** Instructions for the task **
Continue the news report on the Germanwings crash investigation from the point where it ends.

One of the pilots on the ill-fated Germanwings flight was locked out of the cockpit and tried to “smash the door down” before the jet’s inexplicable descent into the French Alps, it was revealed on Wednesday.
The pilot exited the cockpit during the flight from Barcelona to Duesseldorf and could not get back inside despite desperately pounding on the door, according to The New York Times.
“The guy outside is knocking lightly on the door and there is no answer,” an investigator said. “And then he hits the door stronger and no answer. There is never an answer.”
The information came from crucial cockpit audio recordings from the doomed jetliner on which all 150 people aboard perished.
The audio gave some indication about what may have happened during the final minutes of the Germanwings flight, but still left a cloud of mystery surrounding the tragedy.
Part of the mystery is why no Mayday call was made by the pilots before their jet suddenly went into its rapid, eight-minute descent.
Investigators were also trying to figure out why the pilot exited the cockpit.
“We don’t know yet the reason why one of the guys went out,” an official told The Times. “But what is sure is that at the very end of the flight, the other pilot is alone and does not open the door.”
The revelation was an eerie reminder of EgyptAir Flight 990 in 1999, when co-pilot Gamil el-Batouty deliberately crashed after departing JFK Airport in a deranged act of revenge.
In the EgyptAir flight recording, pilot Ahmed Mahmoud El Habashy was apparently locked out of the cockpit and could be heard pounding on the door and saying, “What’s happening, Gamil?” while el-Batouty repeatedly replied, “I rely on God.”
Authorities in the Germanwings investigation are focusing on a key couple of minutes — 10:30 to 10:32 a.m. — when the crew lost radio contact.
The Airbus 320 crashed about 25 minutes later, leaving debris scattered across the rugged terrain about 6,550 feet above sea level.
French officials said terrorism appeared unlikely, and Germany’s top security official said Wednesday there was no evidence of foul play.
Remi Jouty, head of the French aviation investigation agency, said the plane was flying “until the end” before it smashed into the mountainside, far below its previous cruising altitude of 38,000 feet.

** Dataset records **
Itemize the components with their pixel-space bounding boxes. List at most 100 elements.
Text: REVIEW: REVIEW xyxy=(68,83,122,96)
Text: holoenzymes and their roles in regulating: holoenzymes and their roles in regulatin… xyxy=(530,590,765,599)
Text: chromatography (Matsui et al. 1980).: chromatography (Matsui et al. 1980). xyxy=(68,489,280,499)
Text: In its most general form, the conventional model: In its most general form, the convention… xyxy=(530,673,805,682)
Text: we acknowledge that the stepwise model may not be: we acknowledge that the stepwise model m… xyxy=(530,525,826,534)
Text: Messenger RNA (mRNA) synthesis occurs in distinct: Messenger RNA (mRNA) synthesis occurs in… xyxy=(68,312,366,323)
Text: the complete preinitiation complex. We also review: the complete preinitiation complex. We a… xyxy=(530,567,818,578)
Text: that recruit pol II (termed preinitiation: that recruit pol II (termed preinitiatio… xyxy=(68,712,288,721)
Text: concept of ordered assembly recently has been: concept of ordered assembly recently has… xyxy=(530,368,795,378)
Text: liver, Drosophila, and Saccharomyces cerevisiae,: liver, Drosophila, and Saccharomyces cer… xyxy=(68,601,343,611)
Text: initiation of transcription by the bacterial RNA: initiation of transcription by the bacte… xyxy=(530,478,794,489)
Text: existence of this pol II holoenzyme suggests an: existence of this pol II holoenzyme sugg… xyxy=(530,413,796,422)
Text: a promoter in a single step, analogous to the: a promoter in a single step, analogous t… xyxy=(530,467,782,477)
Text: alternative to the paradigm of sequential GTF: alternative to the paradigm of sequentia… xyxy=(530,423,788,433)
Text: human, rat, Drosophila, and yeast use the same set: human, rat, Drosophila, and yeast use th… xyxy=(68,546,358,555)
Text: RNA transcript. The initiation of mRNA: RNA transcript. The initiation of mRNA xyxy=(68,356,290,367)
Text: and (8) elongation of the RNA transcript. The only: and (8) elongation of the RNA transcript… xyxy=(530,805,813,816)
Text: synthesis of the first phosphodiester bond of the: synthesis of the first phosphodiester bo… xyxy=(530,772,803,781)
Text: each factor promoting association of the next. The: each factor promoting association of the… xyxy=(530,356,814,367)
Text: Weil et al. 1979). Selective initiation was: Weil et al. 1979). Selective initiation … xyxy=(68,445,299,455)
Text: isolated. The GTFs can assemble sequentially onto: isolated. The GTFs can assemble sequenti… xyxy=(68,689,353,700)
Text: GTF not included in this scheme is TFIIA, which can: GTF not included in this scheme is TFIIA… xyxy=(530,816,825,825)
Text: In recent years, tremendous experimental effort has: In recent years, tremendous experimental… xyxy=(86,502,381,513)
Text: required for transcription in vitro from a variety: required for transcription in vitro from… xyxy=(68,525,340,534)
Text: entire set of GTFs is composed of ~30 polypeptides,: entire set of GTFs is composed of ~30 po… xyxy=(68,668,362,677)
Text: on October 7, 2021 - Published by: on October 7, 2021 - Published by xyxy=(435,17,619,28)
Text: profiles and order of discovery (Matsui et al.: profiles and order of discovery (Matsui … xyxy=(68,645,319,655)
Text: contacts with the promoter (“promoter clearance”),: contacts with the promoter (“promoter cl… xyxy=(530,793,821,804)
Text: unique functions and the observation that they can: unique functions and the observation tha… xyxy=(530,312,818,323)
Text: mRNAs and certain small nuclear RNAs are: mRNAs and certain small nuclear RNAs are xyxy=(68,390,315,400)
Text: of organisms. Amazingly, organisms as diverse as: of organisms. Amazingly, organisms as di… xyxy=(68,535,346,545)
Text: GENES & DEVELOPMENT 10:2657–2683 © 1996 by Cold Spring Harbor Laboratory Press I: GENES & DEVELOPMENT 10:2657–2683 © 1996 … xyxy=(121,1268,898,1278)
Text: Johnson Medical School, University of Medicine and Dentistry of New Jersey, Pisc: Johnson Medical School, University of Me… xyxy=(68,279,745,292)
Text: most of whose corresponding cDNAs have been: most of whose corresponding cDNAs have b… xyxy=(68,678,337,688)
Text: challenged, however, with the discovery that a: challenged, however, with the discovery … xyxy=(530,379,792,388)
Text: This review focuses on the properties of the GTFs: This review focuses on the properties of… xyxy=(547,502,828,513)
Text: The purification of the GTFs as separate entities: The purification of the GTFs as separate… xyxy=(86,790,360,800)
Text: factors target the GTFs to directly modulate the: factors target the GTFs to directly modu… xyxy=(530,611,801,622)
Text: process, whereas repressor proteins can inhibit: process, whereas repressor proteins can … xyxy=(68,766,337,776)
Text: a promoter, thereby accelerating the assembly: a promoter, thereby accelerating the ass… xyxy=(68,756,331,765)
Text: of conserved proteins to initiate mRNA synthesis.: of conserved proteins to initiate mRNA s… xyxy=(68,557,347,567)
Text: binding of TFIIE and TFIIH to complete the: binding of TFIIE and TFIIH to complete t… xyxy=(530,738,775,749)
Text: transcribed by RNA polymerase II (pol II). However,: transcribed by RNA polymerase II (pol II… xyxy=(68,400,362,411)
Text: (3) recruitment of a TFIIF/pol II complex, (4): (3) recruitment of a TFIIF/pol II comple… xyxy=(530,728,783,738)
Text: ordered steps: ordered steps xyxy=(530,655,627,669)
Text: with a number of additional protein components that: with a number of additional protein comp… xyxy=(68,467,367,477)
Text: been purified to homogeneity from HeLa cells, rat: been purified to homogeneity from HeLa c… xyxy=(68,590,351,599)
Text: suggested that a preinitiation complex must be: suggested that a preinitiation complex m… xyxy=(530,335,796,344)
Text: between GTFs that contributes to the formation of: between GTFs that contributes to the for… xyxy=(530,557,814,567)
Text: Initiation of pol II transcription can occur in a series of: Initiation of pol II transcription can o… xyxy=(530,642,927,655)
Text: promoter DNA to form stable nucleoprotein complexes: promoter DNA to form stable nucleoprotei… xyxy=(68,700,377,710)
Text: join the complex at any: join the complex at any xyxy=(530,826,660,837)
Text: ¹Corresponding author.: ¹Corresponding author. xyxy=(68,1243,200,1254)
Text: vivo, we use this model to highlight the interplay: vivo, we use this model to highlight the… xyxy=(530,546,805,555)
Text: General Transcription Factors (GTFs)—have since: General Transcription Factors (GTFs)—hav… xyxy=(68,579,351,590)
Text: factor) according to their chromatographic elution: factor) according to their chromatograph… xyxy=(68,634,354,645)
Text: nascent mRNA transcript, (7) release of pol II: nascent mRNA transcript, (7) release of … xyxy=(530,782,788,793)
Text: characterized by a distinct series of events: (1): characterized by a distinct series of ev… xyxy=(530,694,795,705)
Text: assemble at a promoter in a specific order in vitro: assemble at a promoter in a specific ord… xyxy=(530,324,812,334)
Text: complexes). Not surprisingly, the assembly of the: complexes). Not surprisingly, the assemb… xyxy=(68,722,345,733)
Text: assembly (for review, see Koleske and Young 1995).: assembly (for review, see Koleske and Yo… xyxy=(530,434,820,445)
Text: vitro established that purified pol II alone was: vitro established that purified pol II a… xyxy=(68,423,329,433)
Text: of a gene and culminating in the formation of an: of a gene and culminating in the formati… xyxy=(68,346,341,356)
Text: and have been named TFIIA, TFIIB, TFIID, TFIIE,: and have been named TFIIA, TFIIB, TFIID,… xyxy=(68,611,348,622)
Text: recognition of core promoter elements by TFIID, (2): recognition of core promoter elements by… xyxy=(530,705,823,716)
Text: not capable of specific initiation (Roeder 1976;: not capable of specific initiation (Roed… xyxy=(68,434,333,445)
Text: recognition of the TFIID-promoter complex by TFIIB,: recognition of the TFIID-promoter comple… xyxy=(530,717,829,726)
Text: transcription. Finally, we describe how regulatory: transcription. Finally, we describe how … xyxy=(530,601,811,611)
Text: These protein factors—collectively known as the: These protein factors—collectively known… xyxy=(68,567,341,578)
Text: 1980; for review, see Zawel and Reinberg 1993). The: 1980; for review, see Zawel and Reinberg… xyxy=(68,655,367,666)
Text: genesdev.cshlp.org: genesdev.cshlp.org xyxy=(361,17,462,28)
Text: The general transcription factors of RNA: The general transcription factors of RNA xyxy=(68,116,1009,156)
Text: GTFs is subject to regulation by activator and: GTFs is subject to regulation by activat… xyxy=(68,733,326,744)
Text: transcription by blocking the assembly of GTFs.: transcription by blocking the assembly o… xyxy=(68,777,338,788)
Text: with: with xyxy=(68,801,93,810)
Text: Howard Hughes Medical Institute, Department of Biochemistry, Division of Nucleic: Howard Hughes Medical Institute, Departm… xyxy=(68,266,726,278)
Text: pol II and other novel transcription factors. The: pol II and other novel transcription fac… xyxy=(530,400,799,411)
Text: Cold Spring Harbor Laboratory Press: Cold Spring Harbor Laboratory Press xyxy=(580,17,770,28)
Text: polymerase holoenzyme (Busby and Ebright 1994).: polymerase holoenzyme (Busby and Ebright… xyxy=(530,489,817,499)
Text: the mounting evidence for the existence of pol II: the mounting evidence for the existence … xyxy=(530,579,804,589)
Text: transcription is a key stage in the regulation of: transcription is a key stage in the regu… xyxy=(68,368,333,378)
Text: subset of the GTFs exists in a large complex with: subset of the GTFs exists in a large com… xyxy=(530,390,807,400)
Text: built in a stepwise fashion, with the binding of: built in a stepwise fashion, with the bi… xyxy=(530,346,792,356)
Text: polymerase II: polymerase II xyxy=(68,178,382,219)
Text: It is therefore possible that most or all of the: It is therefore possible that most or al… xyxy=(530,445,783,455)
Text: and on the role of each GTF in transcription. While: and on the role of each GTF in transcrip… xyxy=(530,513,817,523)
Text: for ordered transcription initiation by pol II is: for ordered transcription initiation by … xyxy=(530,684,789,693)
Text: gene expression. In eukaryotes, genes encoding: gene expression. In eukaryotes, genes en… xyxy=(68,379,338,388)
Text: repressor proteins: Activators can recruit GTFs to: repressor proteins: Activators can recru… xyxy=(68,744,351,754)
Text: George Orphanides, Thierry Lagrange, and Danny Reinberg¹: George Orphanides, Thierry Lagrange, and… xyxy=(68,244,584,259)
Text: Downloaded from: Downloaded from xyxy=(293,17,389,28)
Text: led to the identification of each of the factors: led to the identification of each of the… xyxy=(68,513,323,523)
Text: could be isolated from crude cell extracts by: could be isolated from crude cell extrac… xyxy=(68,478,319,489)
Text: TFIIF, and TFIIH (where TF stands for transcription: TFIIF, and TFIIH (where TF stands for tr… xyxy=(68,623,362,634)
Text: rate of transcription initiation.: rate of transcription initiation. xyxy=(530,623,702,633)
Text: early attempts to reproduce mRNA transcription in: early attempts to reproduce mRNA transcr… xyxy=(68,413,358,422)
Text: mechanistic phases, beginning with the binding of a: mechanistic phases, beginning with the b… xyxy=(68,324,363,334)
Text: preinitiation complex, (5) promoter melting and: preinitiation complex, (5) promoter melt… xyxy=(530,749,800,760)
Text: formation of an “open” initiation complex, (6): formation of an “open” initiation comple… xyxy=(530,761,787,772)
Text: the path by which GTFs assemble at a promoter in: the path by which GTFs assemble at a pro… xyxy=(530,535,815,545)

** Result of this task **
He said the final communication from the plane was a routine message about permission to continue on its route.
Helicopters surveying the plane’s scattered debris lifted off at daybreak for a look at the craggy ravine while emergency crews hiked through snow and rain over the steep, rocky terrain to the high-altitude crash site.
The crash left pieces of wreckage “so small and shiny they appear like patches of snow on the mountainside,” Pierre-Henry Brandet, the Interior Ministry spokesman, said after flying over the debris field.
Lufthansa CEO Carsten Spohr, himself a pilot, said he found the crash of a plane piloted by two experienced captains “inexplicable.”
Alan E. Diehl, a former air safety investigator with the US National Transportation Safety Board, said investigators will essentially work backward.
“You’re usually dealing with a jigsaw puzzle with many of the pieces missing,” he said. “You start eliminating things that didn’t happen.”
Lufthansa said two charter flights to France will be made available for family members who want to get as close as they can to the crash site. Locals in Seyne-les-Alpes offered to host the bereaved families due to a shortage of rooms to rent.
Germanwings canceled several flights Wednesday because some crews declared themselves too upset to fly after losing six colleagues.
“The management completely understands this, because we are a small family. Everyone knows everybody inside Germanwings, so it is a big shock for employees,” said CEO Thomas Winkelmann.